__Material for this exercise__

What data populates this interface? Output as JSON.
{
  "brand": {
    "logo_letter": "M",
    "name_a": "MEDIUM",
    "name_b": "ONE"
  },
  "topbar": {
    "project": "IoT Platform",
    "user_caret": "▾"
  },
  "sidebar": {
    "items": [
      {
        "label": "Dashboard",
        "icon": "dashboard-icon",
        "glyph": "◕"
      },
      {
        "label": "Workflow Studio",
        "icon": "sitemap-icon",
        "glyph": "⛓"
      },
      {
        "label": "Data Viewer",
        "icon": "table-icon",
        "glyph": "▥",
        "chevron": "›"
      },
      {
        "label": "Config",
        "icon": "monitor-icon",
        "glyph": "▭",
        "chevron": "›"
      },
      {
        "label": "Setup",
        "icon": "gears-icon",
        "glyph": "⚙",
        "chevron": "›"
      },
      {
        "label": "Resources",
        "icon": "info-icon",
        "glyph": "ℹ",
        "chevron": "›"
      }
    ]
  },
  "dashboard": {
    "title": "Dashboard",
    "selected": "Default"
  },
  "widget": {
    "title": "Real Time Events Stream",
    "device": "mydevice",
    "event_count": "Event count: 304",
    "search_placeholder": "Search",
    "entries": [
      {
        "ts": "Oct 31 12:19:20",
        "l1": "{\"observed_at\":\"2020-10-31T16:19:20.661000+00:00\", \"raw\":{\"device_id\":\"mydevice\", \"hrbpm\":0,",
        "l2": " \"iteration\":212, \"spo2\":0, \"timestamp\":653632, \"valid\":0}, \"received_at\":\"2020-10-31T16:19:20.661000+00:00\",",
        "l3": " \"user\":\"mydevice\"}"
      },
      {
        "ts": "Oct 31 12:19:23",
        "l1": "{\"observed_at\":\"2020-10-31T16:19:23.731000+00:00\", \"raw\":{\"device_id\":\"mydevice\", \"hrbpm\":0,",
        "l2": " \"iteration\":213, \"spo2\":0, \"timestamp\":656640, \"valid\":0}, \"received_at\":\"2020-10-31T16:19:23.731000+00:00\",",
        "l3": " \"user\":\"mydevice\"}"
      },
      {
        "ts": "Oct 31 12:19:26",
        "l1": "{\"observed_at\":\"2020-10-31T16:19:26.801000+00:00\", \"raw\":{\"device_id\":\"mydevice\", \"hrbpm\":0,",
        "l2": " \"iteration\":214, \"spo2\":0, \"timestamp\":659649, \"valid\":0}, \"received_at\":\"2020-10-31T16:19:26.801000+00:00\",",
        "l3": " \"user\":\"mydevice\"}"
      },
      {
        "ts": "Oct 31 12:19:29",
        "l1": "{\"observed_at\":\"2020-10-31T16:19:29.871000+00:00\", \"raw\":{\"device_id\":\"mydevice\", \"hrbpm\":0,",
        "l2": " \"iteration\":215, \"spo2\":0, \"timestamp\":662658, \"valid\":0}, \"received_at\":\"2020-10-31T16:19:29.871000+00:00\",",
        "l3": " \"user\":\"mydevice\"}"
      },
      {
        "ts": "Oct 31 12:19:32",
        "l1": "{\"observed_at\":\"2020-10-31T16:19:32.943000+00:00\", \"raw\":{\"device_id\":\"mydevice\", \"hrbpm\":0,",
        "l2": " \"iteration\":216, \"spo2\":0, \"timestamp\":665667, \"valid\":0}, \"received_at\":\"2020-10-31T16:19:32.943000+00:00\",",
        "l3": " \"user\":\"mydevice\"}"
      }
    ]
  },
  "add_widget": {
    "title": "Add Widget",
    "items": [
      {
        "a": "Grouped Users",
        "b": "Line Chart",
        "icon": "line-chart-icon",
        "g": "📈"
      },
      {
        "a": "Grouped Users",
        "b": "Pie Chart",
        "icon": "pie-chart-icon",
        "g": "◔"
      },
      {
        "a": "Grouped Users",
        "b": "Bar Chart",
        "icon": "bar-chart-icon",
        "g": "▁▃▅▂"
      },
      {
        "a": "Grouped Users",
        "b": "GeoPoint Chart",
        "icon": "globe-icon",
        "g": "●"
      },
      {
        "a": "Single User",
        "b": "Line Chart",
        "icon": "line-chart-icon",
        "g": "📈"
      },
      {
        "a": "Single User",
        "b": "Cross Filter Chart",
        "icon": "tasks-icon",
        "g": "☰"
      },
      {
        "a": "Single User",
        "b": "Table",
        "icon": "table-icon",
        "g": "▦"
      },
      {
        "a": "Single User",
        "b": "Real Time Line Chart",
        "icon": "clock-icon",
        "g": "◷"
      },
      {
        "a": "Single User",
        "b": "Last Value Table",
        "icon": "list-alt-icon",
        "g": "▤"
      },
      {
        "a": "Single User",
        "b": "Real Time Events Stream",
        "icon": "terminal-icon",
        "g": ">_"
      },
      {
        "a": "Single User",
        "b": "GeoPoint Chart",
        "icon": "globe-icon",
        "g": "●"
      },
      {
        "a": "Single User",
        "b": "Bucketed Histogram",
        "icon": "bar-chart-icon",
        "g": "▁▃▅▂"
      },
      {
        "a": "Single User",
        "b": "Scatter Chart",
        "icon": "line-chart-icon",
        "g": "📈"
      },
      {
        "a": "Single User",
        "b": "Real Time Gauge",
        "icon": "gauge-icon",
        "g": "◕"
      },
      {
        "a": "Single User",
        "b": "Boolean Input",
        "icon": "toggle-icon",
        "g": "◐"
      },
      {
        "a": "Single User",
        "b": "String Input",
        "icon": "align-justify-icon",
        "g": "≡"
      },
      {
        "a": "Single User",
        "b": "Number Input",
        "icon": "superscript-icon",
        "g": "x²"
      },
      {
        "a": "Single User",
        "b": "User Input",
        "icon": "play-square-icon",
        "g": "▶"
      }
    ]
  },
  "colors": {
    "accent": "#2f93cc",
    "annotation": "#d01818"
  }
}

__Task statement__
Exactly reproduce all of the entries above.

__Answer to the problem__
What data populates this interface? Output as JSON.
{
  "brand": {
    "logo_letter": "M",
    "name_a": "MEDIUM",
    "name_b": "ONE"
  },
  "topbar": {
    "project": "IoT Platform",
    "user_caret": "▾"
  },
  "sidebar": {
    "items": [
      {
        "label": "Dashboard",
        "icon": "dashboard-icon",
        "glyph": "◕"
      },
      {
        "label": "Workflow Studio",
        "icon": "sitemap-icon",
        "glyph": "⛓"
      },
      {
        "label": "Data Viewer",
        "icon": "table-icon",
        "glyph": "▥",
        "chevron": "›"
      },
      {
        "label": "Config",
        "icon": "monitor-icon",
        "glyph": "▭",
        "chevron": "›"
      },
      {
        "label": "Setup",
        "icon": "gears-icon",
        "glyph": "⚙",
        "chevron": "›"
      },
      {
        "label": "Resources",
        "icon": "info-icon",
        "glyph": "ℹ",
        "chevron": "›"
      }
    ]
  },
  "dashboard": {
    "title": "Dashboard",
    "selected": "Default"
  },
  "widget": {
    "title": "Real Time Events Stream",
    "device": "mydevice",
    "event_count": "Event count: 304",
    "search_placeholder": "Search",
    "entries": [
      {
        "ts": "Oct 31 12:19:20",
        "l1": "{\"observed_at\":\"2020-10-31T16:19:20.661000+00:00\", \"raw\":{\"device_id\":\"mydevice\", \"hrbpm\":0,",
        "l2": " \"iteration\":212, \"spo2\":0, \"timestamp\":653632, \"valid\":0}, \"received_at\":\"2020-10-31T16:19:20.661000+00:00\",",
        "l3": " \"user\":\"mydevice\"}"
      },
      {
        "ts": "Oct 31 12:19:23",
        "l1": "{\"observed_at\":\"2020-10-31T16:19:23.731000+00:00\", \"raw\":{\"device_id\":\"mydevice\", \"hrbpm\":0,",
        "l2": " \"iteration\":213, \"spo2\":0, \"timestamp\":656640, \"valid\":0}, \"received_at\":\"2020-10-31T16:19:23.731000+00:00\",",
        "l3": " \"user\":\"mydevice\"}"
      },
      {
        "ts": "Oct 31 12:19:26",
        "l1": "{\"observed_at\":\"2020-10-31T16:19:26.801000+00:00\", \"raw\":{\"device_id\":\"mydevice\", \"hrbpm\":0,",
        "l2": " \"iteration\":214, \"spo2\":0, \"timestamp\":659649, \"valid\":0}, \"received_at\":\"2020-10-31T16:19:26.801000+00:00\",",
        "l3": " \"user\":\"mydevice\"}"
      },
      {
        "ts": "Oct 31 12:19:29",
        "l1": "{\"observed_at\":\"2020-10-31T16:19:29.871000+00:00\", \"raw\":{\"device_id\":\"mydevice\", \"hrbpm\":0,",
        "l2": " \"iteration\":215, \"spo2\":0, \"timestamp\":662658, \"valid\":0}, \"received_at\":\"2020-10-31T16:19:29.871000+00:00\",",
        "l3": " \"user\":\"mydevice\"}"
      },
      {
        "ts": "Oct 31 12:19:32",
        "l1": "{\"observed_at\":\"2020-10-31T16:19:32.943000+00:00\", \"raw\":{\"device_id\":\"mydevice\", \"hrbpm\":0,",
        "l2": " \"iteration\":216, \"spo2\":0, \"timestamp\":665667, \"valid\":0}, \"received_at\":\"2020-10-31T16:19:32.943000+00:00\",",
        "l3": " \"user\":\"mydevice\"}"
      }
    ]
  },
  "add_widget": {
    "title": "Add Widget",
    "items": [
      {
        "a": "Grouped Users",
        "b": "Line Chart",
        "icon": "line-chart-icon",
        "g": "📈"
      },
      {
        "a": "Grouped Users",
        "b": "Pie Chart",
        "icon": "pie-chart-icon",
        "g": "◔"
      },
      {
        "a": "Grouped Users",
        "b": "Bar Chart",
        "icon": "bar-chart-icon",
        "g": "▁▃▅▂"
      },
      {
        "a": "Grouped Users",
        "b": "GeoPoint Chart",
        "icon": "globe-icon",
        "g": "●"
      },
      {
        "a": "Single User",
        "b": "Line Chart",
        "icon": "line-chart-icon",
        "g": "📈"
      },
      {
        "a": "Single User",
        "b": "Cross Filter Chart",
        "icon": "tasks-icon",
        "g": "☰"
      },
      {
        "a": "Single User",
        "b": "Table",
        "icon": "table-icon",
        "g": "▦"
      },
      {
        "a": "Single User",
        "b": "Real Time Line Chart",
        "icon": "clock-icon",
        "g": "◷"
      },
      {
        "a": "Single User",
        "b": "Last Value Table",
        "icon": "list-alt-icon",
        "g": "▤"
      },
      {
        "a": "Single User",
        "b": "Real Time Events Stream",
        "icon": "terminal-icon",
        "g": ">_"
      },
      {
        "a": "Single User",
        "b": "GeoPoint Chart",
        "icon": "globe-icon",
        "g": "●"
      },
      {
        "a": "Single User",
        "b": "Bucketed Histogram",
        "icon": "bar-chart-icon",
        "g": "▁▃▅▂"
      },
      {
        "a": "Single User",
        "b": "Scatter Chart",
        "icon": "line-chart-icon",
        "g": "📈"
      },
      {
        "a": "Single User",
        "b": "Real Time Gauge",
        "icon": "gauge-icon",
        "g": "◕"
      },
      {
        "a": "Single User",
        "b": "Boolean Input",
        "icon": "toggle-icon",
        "g": "◐"
      },
      {
        "a": "Single User",
        "b": "String Input",
        "icon": "align-justify-icon",
        "g": "≡"
      },
      {
        "a": "Single User",
        "b": "Number Input",
        "icon": "superscript-icon",
        "g": "x²"
      },
      {
        "a": "Single User",
        "b": "User Input",
        "icon": "play-square-icon",
        "g": "▶"
      }
    ]
  },
  "colors": {
    "accent": "#2f93cc",
    "annotation": "#d01818"
  }
}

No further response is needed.